Say how many lines contain the word "average". Only the number should be given.

******************************

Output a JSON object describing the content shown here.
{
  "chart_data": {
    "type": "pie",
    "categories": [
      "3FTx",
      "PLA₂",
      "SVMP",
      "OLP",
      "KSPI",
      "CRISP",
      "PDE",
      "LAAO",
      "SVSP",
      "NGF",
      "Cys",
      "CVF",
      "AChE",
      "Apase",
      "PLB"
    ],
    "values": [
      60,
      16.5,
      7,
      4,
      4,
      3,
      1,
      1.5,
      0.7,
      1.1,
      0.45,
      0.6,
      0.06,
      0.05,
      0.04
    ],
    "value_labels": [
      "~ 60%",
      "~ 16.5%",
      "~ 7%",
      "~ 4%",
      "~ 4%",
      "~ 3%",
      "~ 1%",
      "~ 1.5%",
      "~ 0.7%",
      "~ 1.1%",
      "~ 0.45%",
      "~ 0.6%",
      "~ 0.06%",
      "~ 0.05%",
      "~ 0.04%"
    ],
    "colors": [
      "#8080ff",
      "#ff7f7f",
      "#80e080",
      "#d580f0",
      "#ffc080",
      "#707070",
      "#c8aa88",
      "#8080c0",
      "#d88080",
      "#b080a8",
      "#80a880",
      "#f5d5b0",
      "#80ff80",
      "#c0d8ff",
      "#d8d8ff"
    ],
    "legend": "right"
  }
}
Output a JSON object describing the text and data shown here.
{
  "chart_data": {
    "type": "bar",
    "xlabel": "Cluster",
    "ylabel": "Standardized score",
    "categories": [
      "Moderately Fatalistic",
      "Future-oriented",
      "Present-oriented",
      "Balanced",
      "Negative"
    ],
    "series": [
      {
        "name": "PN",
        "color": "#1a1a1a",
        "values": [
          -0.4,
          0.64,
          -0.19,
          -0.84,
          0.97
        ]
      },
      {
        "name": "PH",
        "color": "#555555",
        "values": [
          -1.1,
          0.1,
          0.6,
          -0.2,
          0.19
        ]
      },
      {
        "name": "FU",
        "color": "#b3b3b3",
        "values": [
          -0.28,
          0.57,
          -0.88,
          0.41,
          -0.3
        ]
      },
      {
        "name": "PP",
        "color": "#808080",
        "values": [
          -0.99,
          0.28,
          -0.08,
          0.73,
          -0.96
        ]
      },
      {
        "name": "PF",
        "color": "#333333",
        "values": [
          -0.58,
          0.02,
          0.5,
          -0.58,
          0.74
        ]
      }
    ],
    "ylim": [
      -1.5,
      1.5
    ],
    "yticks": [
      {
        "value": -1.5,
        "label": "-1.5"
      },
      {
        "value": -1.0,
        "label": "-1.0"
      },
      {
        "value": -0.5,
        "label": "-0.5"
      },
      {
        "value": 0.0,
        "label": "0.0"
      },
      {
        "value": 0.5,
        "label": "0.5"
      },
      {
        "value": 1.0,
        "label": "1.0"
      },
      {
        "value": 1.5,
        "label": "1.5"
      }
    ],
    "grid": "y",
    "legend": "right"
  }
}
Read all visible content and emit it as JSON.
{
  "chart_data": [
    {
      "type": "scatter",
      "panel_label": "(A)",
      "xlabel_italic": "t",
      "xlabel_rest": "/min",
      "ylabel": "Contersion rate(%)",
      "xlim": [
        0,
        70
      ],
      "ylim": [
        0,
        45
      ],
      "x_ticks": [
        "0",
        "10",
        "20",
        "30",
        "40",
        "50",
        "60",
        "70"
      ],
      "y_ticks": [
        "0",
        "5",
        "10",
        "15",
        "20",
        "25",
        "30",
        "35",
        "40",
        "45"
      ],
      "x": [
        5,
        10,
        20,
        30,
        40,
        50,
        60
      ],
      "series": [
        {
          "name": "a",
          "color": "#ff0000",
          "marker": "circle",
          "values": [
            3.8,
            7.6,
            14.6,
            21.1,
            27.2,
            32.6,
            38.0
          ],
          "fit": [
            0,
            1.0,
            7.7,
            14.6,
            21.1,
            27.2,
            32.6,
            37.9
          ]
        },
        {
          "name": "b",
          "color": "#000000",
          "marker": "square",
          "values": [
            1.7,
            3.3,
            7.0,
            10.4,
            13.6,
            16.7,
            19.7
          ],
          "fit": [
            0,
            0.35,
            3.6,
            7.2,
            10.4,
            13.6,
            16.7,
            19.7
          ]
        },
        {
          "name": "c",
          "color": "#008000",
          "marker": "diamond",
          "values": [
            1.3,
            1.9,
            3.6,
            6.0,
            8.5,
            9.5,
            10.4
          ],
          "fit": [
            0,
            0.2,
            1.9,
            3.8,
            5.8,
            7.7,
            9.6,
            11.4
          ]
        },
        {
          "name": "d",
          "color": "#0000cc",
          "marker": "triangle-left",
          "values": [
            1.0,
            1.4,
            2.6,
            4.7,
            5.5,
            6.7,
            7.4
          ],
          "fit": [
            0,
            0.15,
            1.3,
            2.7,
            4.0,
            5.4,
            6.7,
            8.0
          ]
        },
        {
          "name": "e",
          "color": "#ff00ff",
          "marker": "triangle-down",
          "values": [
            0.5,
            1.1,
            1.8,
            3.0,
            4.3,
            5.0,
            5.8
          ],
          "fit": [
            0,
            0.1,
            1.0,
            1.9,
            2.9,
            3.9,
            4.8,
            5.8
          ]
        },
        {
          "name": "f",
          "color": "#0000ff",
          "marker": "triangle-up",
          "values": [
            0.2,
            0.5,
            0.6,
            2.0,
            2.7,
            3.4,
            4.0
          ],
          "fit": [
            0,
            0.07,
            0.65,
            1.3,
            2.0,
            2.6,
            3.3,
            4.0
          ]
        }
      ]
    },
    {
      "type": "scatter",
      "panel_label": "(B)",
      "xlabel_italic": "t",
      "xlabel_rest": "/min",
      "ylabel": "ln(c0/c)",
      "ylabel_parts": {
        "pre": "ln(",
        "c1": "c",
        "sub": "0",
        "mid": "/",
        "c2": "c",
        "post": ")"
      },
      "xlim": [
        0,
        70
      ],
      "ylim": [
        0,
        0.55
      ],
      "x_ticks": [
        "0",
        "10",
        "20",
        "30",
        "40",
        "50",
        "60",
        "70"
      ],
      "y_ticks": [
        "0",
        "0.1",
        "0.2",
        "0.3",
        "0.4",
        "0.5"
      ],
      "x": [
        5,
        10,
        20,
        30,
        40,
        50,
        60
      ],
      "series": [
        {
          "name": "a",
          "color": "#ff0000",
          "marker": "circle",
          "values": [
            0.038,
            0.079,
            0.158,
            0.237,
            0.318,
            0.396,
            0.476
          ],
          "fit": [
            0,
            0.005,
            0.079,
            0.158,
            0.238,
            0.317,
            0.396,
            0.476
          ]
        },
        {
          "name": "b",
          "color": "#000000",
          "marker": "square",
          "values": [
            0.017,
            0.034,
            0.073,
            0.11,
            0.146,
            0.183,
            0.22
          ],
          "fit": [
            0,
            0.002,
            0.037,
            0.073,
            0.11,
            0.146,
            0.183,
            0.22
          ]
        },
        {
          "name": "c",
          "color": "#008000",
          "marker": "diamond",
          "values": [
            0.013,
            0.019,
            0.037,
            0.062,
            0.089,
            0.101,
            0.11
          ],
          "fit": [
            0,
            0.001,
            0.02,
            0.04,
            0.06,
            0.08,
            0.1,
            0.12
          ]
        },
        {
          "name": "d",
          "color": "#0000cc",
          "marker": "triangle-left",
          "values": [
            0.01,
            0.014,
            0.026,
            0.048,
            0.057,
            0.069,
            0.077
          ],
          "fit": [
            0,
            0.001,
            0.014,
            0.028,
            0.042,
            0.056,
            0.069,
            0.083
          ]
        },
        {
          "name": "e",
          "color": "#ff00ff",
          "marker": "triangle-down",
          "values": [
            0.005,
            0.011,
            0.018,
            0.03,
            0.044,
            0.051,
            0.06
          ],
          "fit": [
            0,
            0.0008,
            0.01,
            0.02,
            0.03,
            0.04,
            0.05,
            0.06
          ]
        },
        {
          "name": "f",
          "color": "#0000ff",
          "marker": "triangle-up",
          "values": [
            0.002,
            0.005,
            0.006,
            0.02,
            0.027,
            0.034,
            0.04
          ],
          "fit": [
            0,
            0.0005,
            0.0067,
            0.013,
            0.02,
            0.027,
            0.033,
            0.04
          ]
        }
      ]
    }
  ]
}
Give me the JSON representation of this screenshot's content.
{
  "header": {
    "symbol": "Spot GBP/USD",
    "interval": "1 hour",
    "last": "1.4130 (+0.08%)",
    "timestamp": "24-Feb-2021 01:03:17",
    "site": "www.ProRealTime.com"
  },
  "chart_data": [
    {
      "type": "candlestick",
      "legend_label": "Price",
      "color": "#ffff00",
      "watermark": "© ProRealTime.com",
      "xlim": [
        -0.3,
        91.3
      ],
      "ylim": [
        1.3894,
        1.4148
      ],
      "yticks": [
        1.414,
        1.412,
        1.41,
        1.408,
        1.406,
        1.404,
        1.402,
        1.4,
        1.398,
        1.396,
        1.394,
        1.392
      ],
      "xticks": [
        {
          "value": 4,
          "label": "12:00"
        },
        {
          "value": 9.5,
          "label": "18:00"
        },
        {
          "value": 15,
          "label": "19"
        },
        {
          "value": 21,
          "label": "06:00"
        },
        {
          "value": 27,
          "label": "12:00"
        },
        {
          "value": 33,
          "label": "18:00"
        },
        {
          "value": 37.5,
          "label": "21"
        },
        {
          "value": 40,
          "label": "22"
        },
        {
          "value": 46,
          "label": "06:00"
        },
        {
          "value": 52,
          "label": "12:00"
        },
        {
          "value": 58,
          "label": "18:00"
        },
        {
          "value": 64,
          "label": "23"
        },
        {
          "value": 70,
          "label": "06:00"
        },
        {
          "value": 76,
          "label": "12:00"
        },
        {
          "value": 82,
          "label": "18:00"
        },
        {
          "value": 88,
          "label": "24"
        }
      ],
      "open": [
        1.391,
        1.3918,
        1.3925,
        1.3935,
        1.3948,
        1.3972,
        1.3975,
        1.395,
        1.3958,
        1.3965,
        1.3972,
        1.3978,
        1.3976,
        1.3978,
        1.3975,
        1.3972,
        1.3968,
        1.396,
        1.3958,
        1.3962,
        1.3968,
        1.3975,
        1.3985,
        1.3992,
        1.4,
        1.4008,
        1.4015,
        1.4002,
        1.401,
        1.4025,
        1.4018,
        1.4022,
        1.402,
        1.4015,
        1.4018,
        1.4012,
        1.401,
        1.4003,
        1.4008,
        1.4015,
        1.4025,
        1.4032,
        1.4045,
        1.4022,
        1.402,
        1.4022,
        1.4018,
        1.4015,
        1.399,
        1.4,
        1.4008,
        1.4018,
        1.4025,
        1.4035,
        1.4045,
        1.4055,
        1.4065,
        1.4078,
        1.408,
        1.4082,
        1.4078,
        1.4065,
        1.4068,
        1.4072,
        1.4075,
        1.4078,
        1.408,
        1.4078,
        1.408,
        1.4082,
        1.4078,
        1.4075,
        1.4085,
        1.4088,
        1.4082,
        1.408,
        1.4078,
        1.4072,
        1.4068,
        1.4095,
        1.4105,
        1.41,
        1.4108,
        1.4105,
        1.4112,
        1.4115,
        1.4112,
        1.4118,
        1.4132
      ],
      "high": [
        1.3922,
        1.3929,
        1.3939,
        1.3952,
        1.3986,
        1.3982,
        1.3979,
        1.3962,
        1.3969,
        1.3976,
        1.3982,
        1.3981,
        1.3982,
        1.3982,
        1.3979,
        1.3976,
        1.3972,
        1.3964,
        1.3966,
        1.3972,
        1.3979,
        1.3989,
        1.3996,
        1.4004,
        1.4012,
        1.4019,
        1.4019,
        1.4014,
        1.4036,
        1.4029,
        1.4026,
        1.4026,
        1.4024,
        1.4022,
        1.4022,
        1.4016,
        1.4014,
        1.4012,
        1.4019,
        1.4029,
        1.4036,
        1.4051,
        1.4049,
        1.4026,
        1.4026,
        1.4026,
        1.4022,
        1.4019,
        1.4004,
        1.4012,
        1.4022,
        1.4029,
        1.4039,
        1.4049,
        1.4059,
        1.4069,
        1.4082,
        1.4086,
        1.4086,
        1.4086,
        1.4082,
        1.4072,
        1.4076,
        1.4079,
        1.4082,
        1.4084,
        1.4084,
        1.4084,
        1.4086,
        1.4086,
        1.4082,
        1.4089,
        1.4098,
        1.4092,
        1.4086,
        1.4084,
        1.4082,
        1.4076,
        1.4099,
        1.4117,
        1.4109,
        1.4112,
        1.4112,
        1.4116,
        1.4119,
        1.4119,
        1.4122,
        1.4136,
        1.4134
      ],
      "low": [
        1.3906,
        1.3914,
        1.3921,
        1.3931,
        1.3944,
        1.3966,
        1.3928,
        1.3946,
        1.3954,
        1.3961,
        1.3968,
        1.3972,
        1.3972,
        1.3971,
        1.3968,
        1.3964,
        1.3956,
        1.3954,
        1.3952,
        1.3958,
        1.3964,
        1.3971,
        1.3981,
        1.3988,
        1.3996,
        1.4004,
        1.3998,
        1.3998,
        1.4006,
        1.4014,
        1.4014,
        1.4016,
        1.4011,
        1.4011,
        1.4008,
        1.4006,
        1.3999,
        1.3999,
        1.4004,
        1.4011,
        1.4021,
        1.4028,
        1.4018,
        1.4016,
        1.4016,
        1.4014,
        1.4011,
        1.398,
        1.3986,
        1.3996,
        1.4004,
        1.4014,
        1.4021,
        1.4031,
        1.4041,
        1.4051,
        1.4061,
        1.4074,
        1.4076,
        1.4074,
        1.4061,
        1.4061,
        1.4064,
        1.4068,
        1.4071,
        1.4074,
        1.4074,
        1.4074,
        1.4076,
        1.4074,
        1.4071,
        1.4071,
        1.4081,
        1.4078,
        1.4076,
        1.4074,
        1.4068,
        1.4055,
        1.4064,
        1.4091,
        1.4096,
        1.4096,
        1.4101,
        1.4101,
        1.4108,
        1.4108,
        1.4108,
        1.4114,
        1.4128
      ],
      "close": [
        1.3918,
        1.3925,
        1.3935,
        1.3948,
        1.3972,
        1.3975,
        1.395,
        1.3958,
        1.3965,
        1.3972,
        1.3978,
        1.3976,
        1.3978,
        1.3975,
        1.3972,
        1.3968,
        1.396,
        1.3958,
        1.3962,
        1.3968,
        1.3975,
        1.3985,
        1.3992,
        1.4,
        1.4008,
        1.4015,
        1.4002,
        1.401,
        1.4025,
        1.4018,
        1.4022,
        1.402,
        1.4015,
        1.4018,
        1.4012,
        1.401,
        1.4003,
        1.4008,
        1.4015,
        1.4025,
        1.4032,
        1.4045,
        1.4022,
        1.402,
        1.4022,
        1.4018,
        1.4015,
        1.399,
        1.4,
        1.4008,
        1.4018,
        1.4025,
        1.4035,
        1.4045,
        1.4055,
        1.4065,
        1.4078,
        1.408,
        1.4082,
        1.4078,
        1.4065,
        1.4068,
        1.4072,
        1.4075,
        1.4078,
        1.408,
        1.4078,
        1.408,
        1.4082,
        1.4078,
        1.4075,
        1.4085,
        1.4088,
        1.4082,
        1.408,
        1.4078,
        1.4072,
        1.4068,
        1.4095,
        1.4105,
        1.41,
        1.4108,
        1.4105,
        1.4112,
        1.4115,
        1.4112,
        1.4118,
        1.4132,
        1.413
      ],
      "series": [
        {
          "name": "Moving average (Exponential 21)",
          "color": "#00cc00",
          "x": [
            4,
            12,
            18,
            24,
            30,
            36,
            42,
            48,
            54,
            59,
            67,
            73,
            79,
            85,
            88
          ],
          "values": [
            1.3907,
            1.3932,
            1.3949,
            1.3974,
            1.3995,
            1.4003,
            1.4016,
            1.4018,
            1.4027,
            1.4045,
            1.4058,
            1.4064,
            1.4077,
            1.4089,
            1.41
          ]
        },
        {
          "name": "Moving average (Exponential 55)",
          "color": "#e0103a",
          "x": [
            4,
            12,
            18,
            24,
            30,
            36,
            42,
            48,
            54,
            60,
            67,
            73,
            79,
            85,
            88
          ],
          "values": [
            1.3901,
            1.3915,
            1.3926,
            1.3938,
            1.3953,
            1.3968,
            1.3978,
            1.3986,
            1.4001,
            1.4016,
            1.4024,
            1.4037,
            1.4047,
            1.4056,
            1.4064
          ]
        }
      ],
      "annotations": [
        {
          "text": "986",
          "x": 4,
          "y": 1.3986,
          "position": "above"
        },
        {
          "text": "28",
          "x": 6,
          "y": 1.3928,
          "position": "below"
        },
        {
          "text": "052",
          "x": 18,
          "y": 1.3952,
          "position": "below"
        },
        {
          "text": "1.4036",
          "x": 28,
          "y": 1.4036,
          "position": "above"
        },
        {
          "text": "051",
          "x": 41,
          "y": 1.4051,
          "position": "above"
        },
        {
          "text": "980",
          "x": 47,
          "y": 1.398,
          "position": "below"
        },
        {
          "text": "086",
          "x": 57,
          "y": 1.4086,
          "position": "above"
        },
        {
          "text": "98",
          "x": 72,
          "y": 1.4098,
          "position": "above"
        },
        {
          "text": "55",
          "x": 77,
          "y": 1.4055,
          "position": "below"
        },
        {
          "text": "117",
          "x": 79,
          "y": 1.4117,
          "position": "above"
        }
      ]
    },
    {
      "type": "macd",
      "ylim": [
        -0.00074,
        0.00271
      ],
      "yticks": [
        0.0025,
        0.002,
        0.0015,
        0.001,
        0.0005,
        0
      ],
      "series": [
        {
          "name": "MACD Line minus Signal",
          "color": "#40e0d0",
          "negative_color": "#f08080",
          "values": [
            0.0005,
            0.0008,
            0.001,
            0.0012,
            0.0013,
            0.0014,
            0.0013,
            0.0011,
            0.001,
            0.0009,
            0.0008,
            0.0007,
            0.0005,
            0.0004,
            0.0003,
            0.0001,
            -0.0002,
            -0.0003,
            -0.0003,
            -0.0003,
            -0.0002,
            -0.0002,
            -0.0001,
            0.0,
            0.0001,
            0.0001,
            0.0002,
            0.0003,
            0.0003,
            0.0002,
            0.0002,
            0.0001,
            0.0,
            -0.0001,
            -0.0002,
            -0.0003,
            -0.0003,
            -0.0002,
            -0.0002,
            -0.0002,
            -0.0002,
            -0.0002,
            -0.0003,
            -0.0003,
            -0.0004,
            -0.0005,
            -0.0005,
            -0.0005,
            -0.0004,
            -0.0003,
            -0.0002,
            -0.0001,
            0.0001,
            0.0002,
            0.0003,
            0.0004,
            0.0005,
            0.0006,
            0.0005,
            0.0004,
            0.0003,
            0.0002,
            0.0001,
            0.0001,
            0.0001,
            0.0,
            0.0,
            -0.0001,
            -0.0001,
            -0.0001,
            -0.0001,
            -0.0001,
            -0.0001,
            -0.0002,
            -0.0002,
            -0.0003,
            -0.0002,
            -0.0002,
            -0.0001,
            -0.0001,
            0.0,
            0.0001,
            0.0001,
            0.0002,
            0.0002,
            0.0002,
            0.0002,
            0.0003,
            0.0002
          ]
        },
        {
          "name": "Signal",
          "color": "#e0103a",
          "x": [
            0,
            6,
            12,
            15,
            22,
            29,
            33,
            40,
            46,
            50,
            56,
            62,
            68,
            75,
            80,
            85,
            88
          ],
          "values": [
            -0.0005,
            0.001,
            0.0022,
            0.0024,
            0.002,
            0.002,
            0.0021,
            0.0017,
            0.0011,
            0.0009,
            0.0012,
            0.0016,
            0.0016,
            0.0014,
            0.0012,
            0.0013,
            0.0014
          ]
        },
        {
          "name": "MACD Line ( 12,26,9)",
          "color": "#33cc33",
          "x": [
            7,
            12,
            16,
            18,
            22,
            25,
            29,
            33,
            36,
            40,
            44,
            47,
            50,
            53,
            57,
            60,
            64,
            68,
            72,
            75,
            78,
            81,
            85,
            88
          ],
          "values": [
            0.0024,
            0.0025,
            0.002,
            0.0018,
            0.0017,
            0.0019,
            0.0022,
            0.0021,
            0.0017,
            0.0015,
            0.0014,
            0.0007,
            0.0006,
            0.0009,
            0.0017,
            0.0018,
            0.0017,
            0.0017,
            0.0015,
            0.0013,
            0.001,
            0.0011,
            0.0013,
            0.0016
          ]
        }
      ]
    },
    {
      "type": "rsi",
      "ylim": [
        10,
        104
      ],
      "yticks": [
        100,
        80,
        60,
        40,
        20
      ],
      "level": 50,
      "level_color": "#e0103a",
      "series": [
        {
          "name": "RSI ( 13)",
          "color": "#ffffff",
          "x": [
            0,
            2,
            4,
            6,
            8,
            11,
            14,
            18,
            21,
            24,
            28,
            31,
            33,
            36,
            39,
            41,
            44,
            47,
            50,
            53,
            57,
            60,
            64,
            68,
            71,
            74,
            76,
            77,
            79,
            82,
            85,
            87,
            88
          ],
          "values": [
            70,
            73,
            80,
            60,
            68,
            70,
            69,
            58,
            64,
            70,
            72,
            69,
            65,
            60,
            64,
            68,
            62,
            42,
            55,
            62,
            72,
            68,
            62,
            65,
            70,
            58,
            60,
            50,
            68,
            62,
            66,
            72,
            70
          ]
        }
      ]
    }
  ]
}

******************************

• Output for this exercise:
2